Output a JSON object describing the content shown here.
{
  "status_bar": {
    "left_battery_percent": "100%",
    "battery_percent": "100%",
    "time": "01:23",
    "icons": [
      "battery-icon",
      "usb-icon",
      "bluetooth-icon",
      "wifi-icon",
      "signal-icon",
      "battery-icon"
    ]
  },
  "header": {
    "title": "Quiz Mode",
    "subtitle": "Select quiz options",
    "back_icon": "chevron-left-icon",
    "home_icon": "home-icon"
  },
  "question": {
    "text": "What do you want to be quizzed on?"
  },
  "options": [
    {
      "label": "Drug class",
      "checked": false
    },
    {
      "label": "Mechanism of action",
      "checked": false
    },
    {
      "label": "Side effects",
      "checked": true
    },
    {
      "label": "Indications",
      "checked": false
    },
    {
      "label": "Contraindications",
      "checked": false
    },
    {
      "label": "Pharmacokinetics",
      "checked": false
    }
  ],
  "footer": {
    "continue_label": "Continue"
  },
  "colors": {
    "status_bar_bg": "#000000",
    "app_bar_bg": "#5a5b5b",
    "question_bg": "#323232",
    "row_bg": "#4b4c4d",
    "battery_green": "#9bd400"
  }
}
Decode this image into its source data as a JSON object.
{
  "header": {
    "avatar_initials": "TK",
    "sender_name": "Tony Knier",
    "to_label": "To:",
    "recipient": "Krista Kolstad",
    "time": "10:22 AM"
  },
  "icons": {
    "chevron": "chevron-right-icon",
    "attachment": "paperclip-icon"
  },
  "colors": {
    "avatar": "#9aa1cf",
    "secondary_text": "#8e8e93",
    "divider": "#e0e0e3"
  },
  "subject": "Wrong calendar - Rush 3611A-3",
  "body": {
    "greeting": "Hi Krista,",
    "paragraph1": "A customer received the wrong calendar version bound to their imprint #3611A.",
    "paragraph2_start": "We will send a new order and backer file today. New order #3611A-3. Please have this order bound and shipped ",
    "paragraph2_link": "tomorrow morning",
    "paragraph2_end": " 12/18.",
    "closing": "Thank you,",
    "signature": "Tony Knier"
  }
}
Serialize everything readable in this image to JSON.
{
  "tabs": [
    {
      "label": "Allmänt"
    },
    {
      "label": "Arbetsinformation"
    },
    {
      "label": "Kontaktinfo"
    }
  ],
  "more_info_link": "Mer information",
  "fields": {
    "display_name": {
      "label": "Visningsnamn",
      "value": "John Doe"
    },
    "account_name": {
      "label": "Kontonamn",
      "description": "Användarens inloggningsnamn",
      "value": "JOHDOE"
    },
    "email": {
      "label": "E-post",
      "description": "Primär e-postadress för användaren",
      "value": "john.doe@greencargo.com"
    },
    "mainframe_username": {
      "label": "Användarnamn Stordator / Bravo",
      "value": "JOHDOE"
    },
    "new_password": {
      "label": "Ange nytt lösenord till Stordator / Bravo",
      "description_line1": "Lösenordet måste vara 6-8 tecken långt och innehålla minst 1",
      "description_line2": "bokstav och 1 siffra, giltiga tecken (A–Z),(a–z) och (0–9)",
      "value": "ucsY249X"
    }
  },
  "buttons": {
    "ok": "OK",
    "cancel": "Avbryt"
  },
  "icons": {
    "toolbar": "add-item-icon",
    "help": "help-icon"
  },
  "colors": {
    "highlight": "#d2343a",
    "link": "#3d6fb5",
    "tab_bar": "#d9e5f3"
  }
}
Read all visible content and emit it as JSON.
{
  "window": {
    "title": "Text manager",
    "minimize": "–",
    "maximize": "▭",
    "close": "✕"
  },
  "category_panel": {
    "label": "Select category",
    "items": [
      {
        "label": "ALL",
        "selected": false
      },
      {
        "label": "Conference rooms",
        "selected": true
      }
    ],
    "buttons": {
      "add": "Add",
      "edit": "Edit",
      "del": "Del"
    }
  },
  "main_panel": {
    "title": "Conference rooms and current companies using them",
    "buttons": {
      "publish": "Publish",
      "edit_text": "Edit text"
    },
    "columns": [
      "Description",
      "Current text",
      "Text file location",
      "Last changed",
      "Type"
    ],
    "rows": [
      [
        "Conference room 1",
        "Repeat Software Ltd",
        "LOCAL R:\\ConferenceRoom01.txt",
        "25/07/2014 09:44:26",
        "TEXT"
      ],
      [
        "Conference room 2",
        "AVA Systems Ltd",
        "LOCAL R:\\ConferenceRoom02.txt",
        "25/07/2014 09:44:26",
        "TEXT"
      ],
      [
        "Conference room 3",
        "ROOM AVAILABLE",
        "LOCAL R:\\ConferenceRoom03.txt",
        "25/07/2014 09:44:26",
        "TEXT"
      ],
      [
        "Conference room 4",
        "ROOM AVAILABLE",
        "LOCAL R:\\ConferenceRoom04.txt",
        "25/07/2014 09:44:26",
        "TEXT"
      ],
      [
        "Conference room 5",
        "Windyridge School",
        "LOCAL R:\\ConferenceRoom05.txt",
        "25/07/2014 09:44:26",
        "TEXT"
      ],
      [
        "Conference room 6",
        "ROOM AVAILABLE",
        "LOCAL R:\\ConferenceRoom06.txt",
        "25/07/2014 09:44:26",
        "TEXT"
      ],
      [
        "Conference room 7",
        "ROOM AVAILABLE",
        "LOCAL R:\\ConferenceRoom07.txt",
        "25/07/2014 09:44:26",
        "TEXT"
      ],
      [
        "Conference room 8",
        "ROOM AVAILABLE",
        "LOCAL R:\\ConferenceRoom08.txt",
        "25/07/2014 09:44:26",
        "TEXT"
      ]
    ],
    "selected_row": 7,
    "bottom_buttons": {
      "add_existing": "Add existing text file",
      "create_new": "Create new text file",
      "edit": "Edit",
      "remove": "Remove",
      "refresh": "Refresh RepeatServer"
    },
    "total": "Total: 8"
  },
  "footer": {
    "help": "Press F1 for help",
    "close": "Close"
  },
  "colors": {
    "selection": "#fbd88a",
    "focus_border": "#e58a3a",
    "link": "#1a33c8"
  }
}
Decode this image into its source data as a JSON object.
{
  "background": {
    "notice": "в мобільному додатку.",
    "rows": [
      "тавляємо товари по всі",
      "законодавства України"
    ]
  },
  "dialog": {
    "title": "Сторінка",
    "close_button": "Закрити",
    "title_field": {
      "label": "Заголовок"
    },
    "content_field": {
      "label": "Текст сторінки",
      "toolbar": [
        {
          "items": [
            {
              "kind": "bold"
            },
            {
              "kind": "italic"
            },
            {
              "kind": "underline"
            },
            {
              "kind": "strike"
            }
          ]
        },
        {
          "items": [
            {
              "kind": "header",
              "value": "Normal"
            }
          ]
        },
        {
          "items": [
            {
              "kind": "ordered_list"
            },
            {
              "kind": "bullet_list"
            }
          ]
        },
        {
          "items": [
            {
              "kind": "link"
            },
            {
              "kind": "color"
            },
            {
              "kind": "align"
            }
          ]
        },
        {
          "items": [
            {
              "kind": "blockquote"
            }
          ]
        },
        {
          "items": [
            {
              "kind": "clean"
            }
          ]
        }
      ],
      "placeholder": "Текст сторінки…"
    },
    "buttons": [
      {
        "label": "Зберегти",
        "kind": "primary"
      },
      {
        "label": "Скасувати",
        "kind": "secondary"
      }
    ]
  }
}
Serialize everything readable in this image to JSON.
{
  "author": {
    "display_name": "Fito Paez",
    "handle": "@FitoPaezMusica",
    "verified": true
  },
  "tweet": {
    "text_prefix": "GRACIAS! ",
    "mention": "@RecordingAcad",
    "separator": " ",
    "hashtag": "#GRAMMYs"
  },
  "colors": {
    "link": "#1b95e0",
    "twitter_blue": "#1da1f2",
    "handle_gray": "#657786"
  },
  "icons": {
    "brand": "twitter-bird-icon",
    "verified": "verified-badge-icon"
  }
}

• • • • •

### PROBLEM STATEMENT
Write out all the data again, exactly as it appears.

### COMPLETE ANSWER
Output a JSON object describing the content shown here.
{
  "status_bar": {
    "left_battery_percent": "100%",
    "battery_percent": "100%",
    "time": "01:23",
    "icons": [
      "battery-icon",
      "usb-icon",
      "bluetooth-icon",
      "wifi-icon",
      "signal-icon",
      "battery-icon"
    ]
  },
  "header": {
    "title": "Quiz Mode",
    "subtitle": "Select quiz options",
    "back_icon": "chevron-left-icon",
    "home_icon": "home-icon"
  },
  "question": {
    "text": "What do you want to be quizzed on?"
  },
  "options": [
    {
      "label": "Drug class",
      "checked": false
    },
    {
      "label": "Mechanism of action",
      "checked": false
    },
    {
      "label": "Side effects",
      "checked": true
    },
    {
      "label": "Indications",
      "checked": false
    },
    {
      "label": "Contraindications",
      "checked": false
    },
    {
      "label": "Pharmacokinetics",
      "checked": false
    }
  ],
  "footer": {
    "continue_label": "Continue"
  },
  "colors": {
    "status_bar_bg": "#000000",
    "app_bar_bg": "#5a5b5b",
    "question_bg": "#323232",
    "row_bg": "#4b4c4d",
    "battery_green": "#9bd400"
  }
}
Decode this image into its source data as a JSON object.
{
  "header": {
    "avatar_initials": "TK",
    "sender_name": "Tony Knier",
    "to_label": "To:",
    "recipient": "Krista Kolstad",
    "time": "10:22 AM"
  },
  "icons": {
    "chevron": "chevron-right-icon",
    "attachment": "paperclip-icon"
  },
  "colors": {
    "avatar": "#9aa1cf",
    "secondary_text": "#8e8e93",
    "divider": "#e0e0e3"
  },
  "subject": "Wrong calendar - Rush 3611A-3",
  "body": {
    "greeting": "Hi Krista,",
    "paragraph1": "A customer received the wrong calendar version bound to their imprint #3611A.",
    "paragraph2_start": "We will send a new order and backer file today. New order #3611A-3. Please have this order bound and shipped ",
    "paragraph2_link": "tomorrow morning",
    "paragraph2_end": " 12/18.",
    "closing": "Thank you,",
    "signature": "Tony Knier"
  }
}
Serialize everything readable in this image to JSON.
{
  "tabs": [
    {
      "label": "Allmänt"
    },
    {
      "label": "Arbetsinformation"
    },
    {
      "label": "Kontaktinfo"
    }
  ],
  "more_info_link": "Mer information",
  "fields": {
    "display_name": {
      "label": "Visningsnamn",
      "value": "John Doe"
    },
    "account_name": {
      "label": "Kontonamn",
      "description": "Användarens inloggningsnamn",
      "value": "JOHDOE"
    },
    "email": {
      "label": "E-post",
      "description": "Primär e-postadress för användaren",
      "value": "john.doe@greencargo.com"
    },
    "mainframe_username": {
      "label": "Användarnamn Stordator / Bravo",
      "value": "JOHDOE"
    },
    "new_password": {
      "label": "Ange nytt lösenord till Stordator / Bravo",
      "description_line1": "Lösenordet måste vara 6-8 tecken långt och innehålla minst 1",
      "description_line2": "bokstav och 1 siffra, giltiga tecken (A–Z),(a–z) och (0–9)",
      "value": "ucsY249X"
    }
  },
  "buttons": {
    "ok": "OK",
    "cancel": "Avbryt"
  },
  "icons": {
    "toolbar": "add-item-icon",
    "help": "help-icon"
  },
  "colors": {
    "highlight": "#d2343a",
    "link": "#3d6fb5",
    "tab_bar": "#d9e5f3"
  }
}
Read all visible content and emit it as JSON.
{
  "window": {
    "title": "Text manager",
    "minimize": "–",
    "maximize": "▭",
    "close": "✕"
  },
  "category_panel": {
    "label": "Select category",
    "items": [
      {
        "label": "ALL",
        "selected": false
      },
      {
        "label": "Conference rooms",
        "selected": true
      }
    ],
    "buttons": {
      "add": "Add",
      "edit": "Edit",
      "del": "Del"
    }
  },
  "main_panel": {
    "title": "Conference rooms and current companies using them",
    "buttons": {
      "publish": "Publish",
      "edit_text": "Edit text"
    },
    "columns": [
      "Description",
      "Current text",
      "Text file location",
      "Last changed",
      "Type"
    ],
    "rows": [
      [
        "Conference room 1",
        "Repeat Software Ltd",
        "LOCAL R:\\ConferenceRoom01.txt",
        "25/07/2014 09:44:26",
        "TEXT"
      ],
      [
        "Conference room 2",
        "AVA Systems Ltd",
        "LOCAL R:\\ConferenceRoom02.txt",
        "25/07/2014 09:44:26",
        "TEXT"
      ],
      [
        "Conference room 3",
        "ROOM AVAILABLE",
        "LOCAL R:\\ConferenceRoom03.txt",
        "25/07/2014 09:44:26",
        "TEXT"
      ],
      [
        "Conference room 4",
        "ROOM AVAILABLE",
        "LOCAL R:\\ConferenceRoom04.txt",
        "25/07/2014 09:44:26",
        "TEXT"
      ],
      [
        "Conference room 5",
        "Windyridge School",
        "LOCAL R:\\ConferenceRoom05.txt",
        "25/07/2014 09:44:26",
        "TEXT"
      ],
      [
        "Conference room 6",
        "ROOM AVAILABLE",
        "LOCAL R:\\ConferenceRoom06.txt",
        "25/07/2014 09:44:26",
        "TEXT"
      ],
      [
        "Conference room 7",
        "ROOM AVAILABLE",
        "LOCAL R:\\ConferenceRoom07.txt",
        "25/07/2014 09:44:26",
        "TEXT"
      ],
      [
        "Conference room 8",
        "ROOM AVAILABLE",
        "LOCAL R:\\ConferenceRoom08.txt",
        "25/07/2014 09:44:26",
        "TEXT"
      ]
    ],
    "selected_row": 7,
    "bottom_buttons": {
      "add_existing": "Add existing text file",
      "create_new": "Create new text file",
      "edit": "Edit",
      "remove": "Remove",
      "refresh": "Refresh RepeatServer"
    },
    "total": "Total: 8"
  },
  "footer": {
    "help": "Press F1 for help",
    "close": "Close"
  },
  "colors": {
    "selection": "#fbd88a",
    "focus_border": "#e58a3a",
    "link": "#1a33c8"
  }
}
Decode this image into its source data as a JSON object.
{
  "background": {
    "notice": "в мобільному додатку.",
    "rows": [
      "тавляємо товари по всі",
      "законодавства України"
    ]
  },
  "dialog": {
    "title": "Сторінка",
    "close_button": "Закрити",
    "title_field": {
      "label": "Заголовок"
    },
    "content_field": {
      "label": "Текст сторінки",
      "toolbar": [
        {
          "items": [
            {
              "kind": "bold"
            },
            {
              "kind": "italic"
            },
            {
              "kind": "underline"
            },
            {
              "kind": "strike"
            }
          ]
        },
        {
          "items": [
            {
              "kind": "header",
              "value": "Normal"
            }
          ]
        },
        {
          "items": [
            {
              "kind": "ordered_list"
            },
            {
              "kind": "bullet_list"
            }
          ]
        },
        {
          "items": [
            {
              "kind": "link"
            },
            {
              "kind": "color"
            },
            {
              "kind": "align"
            }
          ]
        },
        {
          "items": [
            {
              "kind": "blockquote"
            }
          ]
        },
        {
          "items": [
            {
              "kind": "clean"
            }
          ]
        }
      ],
      "placeholder": "Текст сторінки…"
    },
    "buttons": [
      {
        "label": "Зберегти",
        "kind": "primary"
      },
      {
        "label": "Скасувати",
        "kind": "secondary"
      }
    ]
  }
}
Serialize everything readable in this image to JSON.
{
  "author": {
    "display_name": "Fito Paez",
    "handle": "@FitoPaezMusica",
    "verified": true
  },
  "tweet": {
    "text_prefix": "GRACIAS! ",
    "mention": "@RecordingAcad",
    "separator": " ",
    "hashtag": "#GRAMMYs"
  },
  "colors": {
    "link": "#1b95e0",
    "twitter_blue": "#1da1f2",
    "handle_gray": "#657786"
  },
  "icons": {
    "brand": "twitter-bird-icon",
    "verified": "verified-badge-icon"
  }
}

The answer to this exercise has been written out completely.